══ Extracted entries
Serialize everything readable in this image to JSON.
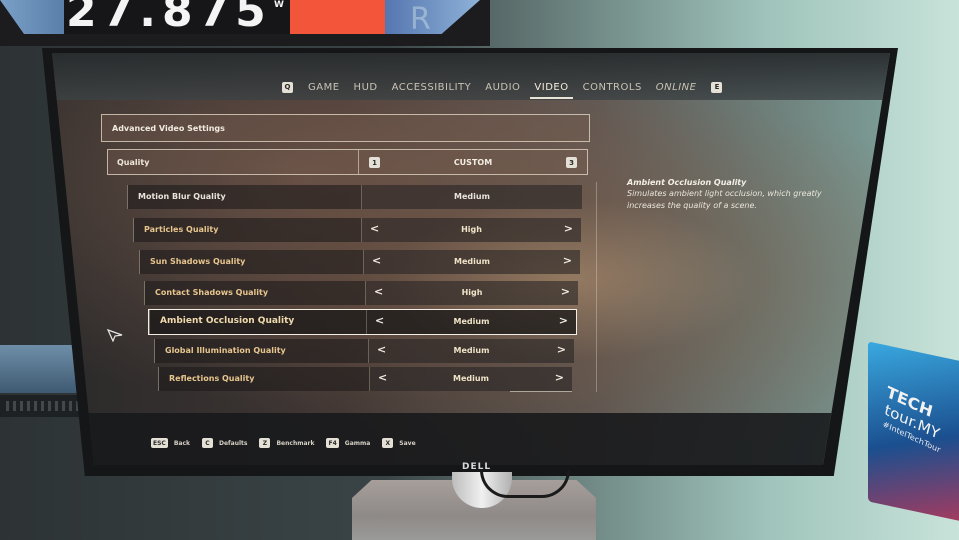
{
  "background_monitor": {
    "reading": "27.875",
    "unit": "W",
    "letter": "R"
  },
  "navigation": {
    "prev_key": "Q",
    "next_key": "E",
    "tabs": [
      {
        "label": "GAME",
        "active": false
      },
      {
        "label": "HUD",
        "active": false
      },
      {
        "label": "ACCESSIBILITY",
        "active": false
      },
      {
        "label": "AUDIO",
        "active": false
      },
      {
        "label": "VIDEO",
        "active": true
      },
      {
        "label": "CONTROLS",
        "active": false
      },
      {
        "label": "ONLINE",
        "active": false
      }
    ]
  },
  "section_header": "Advanced Video Settings",
  "quality": {
    "label": "Quality",
    "prev_key": "1",
    "next_key": "3",
    "value": "CUSTOM"
  },
  "settings": [
    {
      "name": "Motion Blur Quality",
      "value": "Medium",
      "has_arrows": false,
      "selected": false
    },
    {
      "name": "Particles Quality",
      "value": "High",
      "has_arrows": true,
      "selected": false
    },
    {
      "name": "Sun Shadows Quality",
      "value": "Medium",
      "has_arrows": true,
      "selected": false
    },
    {
      "name": "Contact Shadows Quality",
      "value": "High",
      "has_arrows": true,
      "selected": false
    },
    {
      "name": "Ambient Occlusion Quality",
      "value": "Medium",
      "has_arrows": true,
      "selected": true
    },
    {
      "name": "Global Illumination Quality",
      "value": "Medium",
      "has_arrows": true,
      "selected": false
    },
    {
      "name": "Reflections Quality",
      "value": "Medium",
      "has_arrows": true,
      "selected": false
    }
  ],
  "arrows": {
    "left": "<",
    "right": ">"
  },
  "description": {
    "title": "Ambient Occlusion Quality",
    "body": "Simulates ambient light occlusion, which greatly increases the quality of a scene."
  },
  "hints": [
    {
      "key": "ESC",
      "label": "Back"
    },
    {
      "key": "C",
      "label": "Defaults"
    },
    {
      "key": "Z",
      "label": "Benchmark"
    },
    {
      "key": "F4",
      "label": "Gamma"
    },
    {
      "key": "X",
      "label": "Save"
    }
  ],
  "monitor_brand": "DELL",
  "box_label": {
    "line1": "TECH",
    "line2": "tour.MY",
    "line3": "#IntelTechTour"
  }
}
════
# Task
Your copy should match the entries exactly, minus the pictures.

# Solved exercise
Serialize everything readable in this image to JSON.
{
  "background_monitor": {
    "reading": "27.875",
    "unit": "W",
    "letter": "R"
  },
  "navigation": {
    "prev_key": "Q",
    "next_key": "E",
    "tabs": [
      {
        "label": "GAME",
        "active": false
      },
      {
        "label": "HUD",
        "active": false
      },
      {
        "label": "ACCESSIBILITY",
        "active": false
      },
      {
        "label": "AUDIO",
        "active": false
      },
      {
        "label": "VIDEO",
        "active": true
      },
      {
        "label": "CONTROLS",
        "active": false
      },
      {
        "label": "ONLINE",
        "active": false
      }
    ]
  },
  "section_header": "Advanced Video Settings",
  "quality": {
    "label": "Quality",
    "prev_key": "1",
    "next_key": "3",
    "value": "CUSTOM"
  },
  "settings": [
    {
      "name": "Motion Blur Quality",
      "value": "Medium",
      "has_arrows": false,
      "selected": false
    },
    {
      "name": "Particles Quality",
      "value": "High",
      "has_arrows": true,
      "selected": false
    },
    {
      "name": "Sun Shadows Quality",
      "value": "Medium",
      "has_arrows": true,
      "selected": false
    },
    {
      "name": "Contact Shadows Quality",
      "value": "High",
      "has_arrows": true,
      "selected": false
    },
    {
      "name": "Ambient Occlusion Quality",
      "value": "Medium",
      "has_arrows": true,
      "selected": true
    },
    {
      "name": "Global Illumination Quality",
      "value": "Medium",
      "has_arrows": true,
      "selected": false
    },
    {
      "name": "Reflections Quality",
      "value": "Medium",
      "has_arrows": true,
      "selected": false
    }
  ],
  "arrows": {
    "left": "<",
    "right": ">"
  },
  "description": {
    "title": "Ambient Occlusion Quality",
    "body": "Simulates ambient light occlusion, which greatly increases the quality of a scene."
  },
  "hints": [
    {
      "key": "ESC",
      "label": "Back"
    },
    {
      "key": "C",
      "label": "Defaults"
    },
    {
      "key": "Z",
      "label": "Benchmark"
    },
    {
      "key": "F4",
      "label": "Gamma"
    },
    {
      "key": "X",
      "label": "Save"
    }
  ],
  "monitor_brand": "DELL",
  "box_label": {
    "line1": "TECH",
    "line2": "tour.MY",
    "line3": "#IntelTechTour"
  }
}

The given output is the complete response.